(Task description) Retype the material word for word.

(Entries taken from a collection)

══════════════════════════════

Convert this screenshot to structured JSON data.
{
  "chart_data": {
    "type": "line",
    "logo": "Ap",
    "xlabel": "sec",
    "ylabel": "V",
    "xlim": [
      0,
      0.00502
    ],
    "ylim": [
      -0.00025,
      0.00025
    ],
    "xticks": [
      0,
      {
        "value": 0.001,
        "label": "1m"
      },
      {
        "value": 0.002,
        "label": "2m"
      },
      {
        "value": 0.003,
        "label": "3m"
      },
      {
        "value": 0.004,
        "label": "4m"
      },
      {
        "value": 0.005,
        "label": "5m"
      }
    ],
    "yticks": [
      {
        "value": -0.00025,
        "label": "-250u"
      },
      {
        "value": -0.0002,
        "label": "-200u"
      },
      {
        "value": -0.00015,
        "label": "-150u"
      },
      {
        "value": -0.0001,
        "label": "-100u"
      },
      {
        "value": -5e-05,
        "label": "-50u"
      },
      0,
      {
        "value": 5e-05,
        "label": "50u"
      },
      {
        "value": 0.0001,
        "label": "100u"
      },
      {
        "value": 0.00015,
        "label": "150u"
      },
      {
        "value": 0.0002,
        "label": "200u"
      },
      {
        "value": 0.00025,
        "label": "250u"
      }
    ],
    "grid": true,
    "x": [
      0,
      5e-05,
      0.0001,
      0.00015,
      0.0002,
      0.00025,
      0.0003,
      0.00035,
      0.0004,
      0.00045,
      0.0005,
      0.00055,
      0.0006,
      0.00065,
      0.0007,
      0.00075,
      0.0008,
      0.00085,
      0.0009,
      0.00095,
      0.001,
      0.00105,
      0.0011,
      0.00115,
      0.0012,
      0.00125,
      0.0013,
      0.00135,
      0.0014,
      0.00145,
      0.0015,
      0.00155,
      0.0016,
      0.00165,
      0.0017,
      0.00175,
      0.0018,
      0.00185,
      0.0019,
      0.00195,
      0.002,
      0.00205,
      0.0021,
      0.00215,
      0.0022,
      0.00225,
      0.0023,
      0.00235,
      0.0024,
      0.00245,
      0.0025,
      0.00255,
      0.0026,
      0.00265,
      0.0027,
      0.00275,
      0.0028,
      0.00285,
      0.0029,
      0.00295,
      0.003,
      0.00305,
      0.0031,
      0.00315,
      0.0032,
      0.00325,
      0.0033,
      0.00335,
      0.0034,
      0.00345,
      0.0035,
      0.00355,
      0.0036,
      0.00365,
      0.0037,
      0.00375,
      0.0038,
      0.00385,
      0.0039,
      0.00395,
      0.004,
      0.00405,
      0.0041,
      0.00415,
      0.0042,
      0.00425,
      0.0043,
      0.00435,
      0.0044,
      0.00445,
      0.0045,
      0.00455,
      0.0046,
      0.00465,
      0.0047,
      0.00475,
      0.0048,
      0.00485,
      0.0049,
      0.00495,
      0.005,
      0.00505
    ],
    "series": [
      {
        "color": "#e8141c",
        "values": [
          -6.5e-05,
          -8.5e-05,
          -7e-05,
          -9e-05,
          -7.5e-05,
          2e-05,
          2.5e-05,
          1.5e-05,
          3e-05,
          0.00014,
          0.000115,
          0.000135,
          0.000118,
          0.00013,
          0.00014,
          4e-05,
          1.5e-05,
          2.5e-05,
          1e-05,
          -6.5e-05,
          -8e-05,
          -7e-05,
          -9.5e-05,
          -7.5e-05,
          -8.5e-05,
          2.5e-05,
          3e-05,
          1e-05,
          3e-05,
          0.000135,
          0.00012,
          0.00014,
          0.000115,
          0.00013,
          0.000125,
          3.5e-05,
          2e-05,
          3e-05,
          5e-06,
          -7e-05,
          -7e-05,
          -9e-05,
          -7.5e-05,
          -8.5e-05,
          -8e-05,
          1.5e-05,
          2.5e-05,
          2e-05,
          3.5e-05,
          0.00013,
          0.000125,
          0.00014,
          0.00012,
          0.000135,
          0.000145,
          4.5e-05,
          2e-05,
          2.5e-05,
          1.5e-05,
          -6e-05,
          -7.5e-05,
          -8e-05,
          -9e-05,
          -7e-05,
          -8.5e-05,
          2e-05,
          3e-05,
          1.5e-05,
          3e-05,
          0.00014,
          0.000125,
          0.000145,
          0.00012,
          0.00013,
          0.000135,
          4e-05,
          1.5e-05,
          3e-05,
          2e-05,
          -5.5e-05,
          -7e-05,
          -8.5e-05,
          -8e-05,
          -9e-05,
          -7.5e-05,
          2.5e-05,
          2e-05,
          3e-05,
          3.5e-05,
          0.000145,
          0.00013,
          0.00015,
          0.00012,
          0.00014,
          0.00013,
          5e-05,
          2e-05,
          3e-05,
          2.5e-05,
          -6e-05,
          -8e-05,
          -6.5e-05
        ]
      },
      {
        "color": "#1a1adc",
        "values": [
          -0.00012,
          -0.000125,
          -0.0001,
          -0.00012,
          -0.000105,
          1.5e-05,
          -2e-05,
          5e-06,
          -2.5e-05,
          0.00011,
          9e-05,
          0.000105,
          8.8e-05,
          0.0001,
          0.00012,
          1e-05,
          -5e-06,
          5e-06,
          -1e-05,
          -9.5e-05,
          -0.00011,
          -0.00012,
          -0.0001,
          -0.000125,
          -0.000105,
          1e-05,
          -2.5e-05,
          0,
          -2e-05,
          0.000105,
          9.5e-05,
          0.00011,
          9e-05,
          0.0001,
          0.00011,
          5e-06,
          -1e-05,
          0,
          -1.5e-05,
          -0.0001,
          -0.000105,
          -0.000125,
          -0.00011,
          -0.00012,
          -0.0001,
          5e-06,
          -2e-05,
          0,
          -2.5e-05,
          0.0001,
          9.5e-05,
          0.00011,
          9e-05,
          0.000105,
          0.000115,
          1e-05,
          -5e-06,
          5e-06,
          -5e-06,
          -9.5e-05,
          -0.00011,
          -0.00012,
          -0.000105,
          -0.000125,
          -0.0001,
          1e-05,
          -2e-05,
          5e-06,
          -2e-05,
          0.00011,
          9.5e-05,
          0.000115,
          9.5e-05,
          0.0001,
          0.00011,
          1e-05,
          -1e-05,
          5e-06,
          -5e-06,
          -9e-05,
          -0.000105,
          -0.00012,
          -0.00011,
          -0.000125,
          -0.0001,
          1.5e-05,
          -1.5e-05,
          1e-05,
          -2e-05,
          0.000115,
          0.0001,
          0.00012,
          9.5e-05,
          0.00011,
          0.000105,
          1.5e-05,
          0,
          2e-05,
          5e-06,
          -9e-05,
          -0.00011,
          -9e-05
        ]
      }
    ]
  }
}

══════════════════════════════

(Exercise answer)
Convert this screenshot to structured JSON data.
{
  "chart_data": {
    "type": "line",
    "logo": "Ap",
    "xlabel": "sec",
    "ylabel": "V",
    "xlim": [
      0,
      0.00502
    ],
    "ylim": [
      -0.00025,
      0.00025
    ],
    "xticks": [
      0,
      {
        "value": 0.001,
        "label": "1m"
      },
      {
        "value": 0.002,
        "label": "2m"
      },
      {
        "value": 0.003,
        "label": "3m"
      },
      {
        "value": 0.004,
        "label": "4m"
      },
      {
        "value": 0.005,
        "label": "5m"
      }
    ],
    "yticks": [
      {
        "value": -0.00025,
        "label": "-250u"
      },
      {
        "value": -0.0002,
        "label": "-200u"
      },
      {
        "value": -0.00015,
        "label": "-150u"
      },
      {
        "value": -0.0001,
        "label": "-100u"
      },
      {
        "value": -5e-05,
        "label": "-50u"
      },
      0,
      {
        "value": 5e-05,
        "label": "50u"
      },
      {
        "value": 0.0001,
        "label": "100u"
      },
      {
        "value": 0.00015,
        "label": "150u"
      },
      {
        "value": 0.0002,
        "label": "200u"
      },
      {
        "value": 0.00025,
        "label": "250u"
      }
    ],
    "grid": true,
    "x": [
      0,
      5e-05,
      0.0001,
      0.00015,
      0.0002,
      0.00025,
      0.0003,
      0.00035,
      0.0004,
      0.00045,
      0.0005,
      0.00055,
      0.0006,
      0.00065,
      0.0007,
      0.00075,
      0.0008,
      0.00085,
      0.0009,
      0.00095,
      0.001,
      0.00105,
      0.0011,
      0.00115,
      0.0012,
      0.00125,
      0.0013,
      0.00135,
      0.0014,
      0.00145,
      0.0015,
      0.00155,
      0.0016,
      0.00165,
      0.0017,
      0.00175,
      0.0018,
      0.00185,
      0.0019,
      0.00195,
      0.002,
      0.00205,
      0.0021,
      0.00215,
      0.0022,
      0.00225,
      0.0023,
      0.00235,
      0.0024,
      0.00245,
      0.0025,
      0.00255,
      0.0026,
      0.00265,
      0.0027,
      0.00275,
      0.0028,
      0.00285,
      0.0029,
      0.00295,
      0.003,
      0.00305,
      0.0031,
      0.00315,
      0.0032,
      0.00325,
      0.0033,
      0.00335,
      0.0034,
      0.00345,
      0.0035,
      0.00355,
      0.0036,
      0.00365,
      0.0037,
      0.00375,
      0.0038,
      0.00385,
      0.0039,
      0.00395,
      0.004,
      0.00405,
      0.0041,
      0.00415,
      0.0042,
      0.00425,
      0.0043,
      0.00435,
      0.0044,
      0.00445,
      0.0045,
      0.00455,
      0.0046,
      0.00465,
      0.0047,
      0.00475,
      0.0048,
      0.00485,
      0.0049,
      0.00495,
      0.005,
      0.00505
    ],
    "series": [
      {
        "color": "#e8141c",
        "values": [
          -6.5e-05,
          -8.5e-05,
          -7e-05,
          -9e-05,
          -7.5e-05,
          2e-05,
          2.5e-05,
          1.5e-05,
          3e-05,
          0.00014,
          0.000115,
          0.000135,
          0.000118,
          0.00013,
          0.00014,
          4e-05,
          1.5e-05,
          2.5e-05,
          1e-05,
          -6.5e-05,
          -8e-05,
          -7e-05,
          -9.5e-05,
          -7.5e-05,
          -8.5e-05,
          2.5e-05,
          3e-05,
          1e-05,
          3e-05,
          0.000135,
          0.00012,
          0.00014,
          0.000115,
          0.00013,
          0.000125,
          3.5e-05,
          2e-05,
          3e-05,
          5e-06,
          -7e-05,
          -7e-05,
          -9e-05,
          -7.5e-05,
          -8.5e-05,
          -8e-05,
          1.5e-05,
          2.5e-05,
          2e-05,
          3.5e-05,
          0.00013,
          0.000125,
          0.00014,
          0.00012,
          0.000135,
          0.000145,
          4.5e-05,
          2e-05,
          2.5e-05,
          1.5e-05,
          -6e-05,
          -7.5e-05,
          -8e-05,
          -9e-05,
          -7e-05,
          -8.5e-05,
          2e-05,
          3e-05,
          1.5e-05,
          3e-05,
          0.00014,
          0.000125,
          0.000145,
          0.00012,
          0.00013,
          0.000135,
          4e-05,
          1.5e-05,
          3e-05,
          2e-05,
          -5.5e-05,
          -7e-05,
          -8.5e-05,
          -8e-05,
          -9e-05,
          -7.5e-05,
          2.5e-05,
          2e-05,
          3e-05,
          3.5e-05,
          0.000145,
          0.00013,
          0.00015,
          0.00012,
          0.00014,
          0.00013,
          5e-05,
          2e-05,
          3e-05,
          2.5e-05,
          -6e-05,
          -8e-05,
          -6.5e-05
        ]
      },
      {
        "color": "#1a1adc",
        "values": [
          -0.00012,
          -0.000125,
          -0.0001,
          -0.00012,
          -0.000105,
          1.5e-05,
          -2e-05,
          5e-06,
          -2.5e-05,
          0.00011,
          9e-05,
          0.000105,
          8.8e-05,
          0.0001,
          0.00012,
          1e-05,
          -5e-06,
          5e-06,
          -1e-05,
          -9.5e-05,
          -0.00011,
          -0.00012,
          -0.0001,
          -0.000125,
          -0.000105,
          1e-05,
          -2.5e-05,
          0,
          -2e-05,
          0.000105,
          9.5e-05,
          0.00011,
          9e-05,
          0.0001,
          0.00011,
          5e-06,
          -1e-05,
          0,
          -1.5e-05,
          -0.0001,
          -0.000105,
          -0.000125,
          -0.00011,
          -0.00012,
          -0.0001,
          5e-06,
          -2e-05,
          0,
          -2.5e-05,
          0.0001,
          9.5e-05,
          0.00011,
          9e-05,
          0.000105,
          0.000115,
          1e-05,
          -5e-06,
          5e-06,
          -5e-06,
          -9.5e-05,
          -0.00011,
          -0.00012,
          -0.000105,
          -0.000125,
          -0.0001,
          1e-05,
          -2e-05,
          5e-06,
          -2e-05,
          0.00011,
          9.5e-05,
          0.000115,
          9.5e-05,
          0.0001,
          0.00011,
          1e-05,
          -1e-05,
          5e-06,
          -5e-06,
          -9e-05,
          -0.000105,
          -0.00012,
          -0.00011,
          -0.000125,
          -0.0001,
          1.5e-05,
          -1.5e-05,
          1e-05,
          -2e-05,
          0.000115,
          0.0001,
          0.00012,
          9.5e-05,
          0.00011,
          0.000105,
          1.5e-05,
          0,
          2e-05,
          5e-06,
          -9e-05,
          -0.00011,
          -9e-05
        ]
      }
    ]
  }
}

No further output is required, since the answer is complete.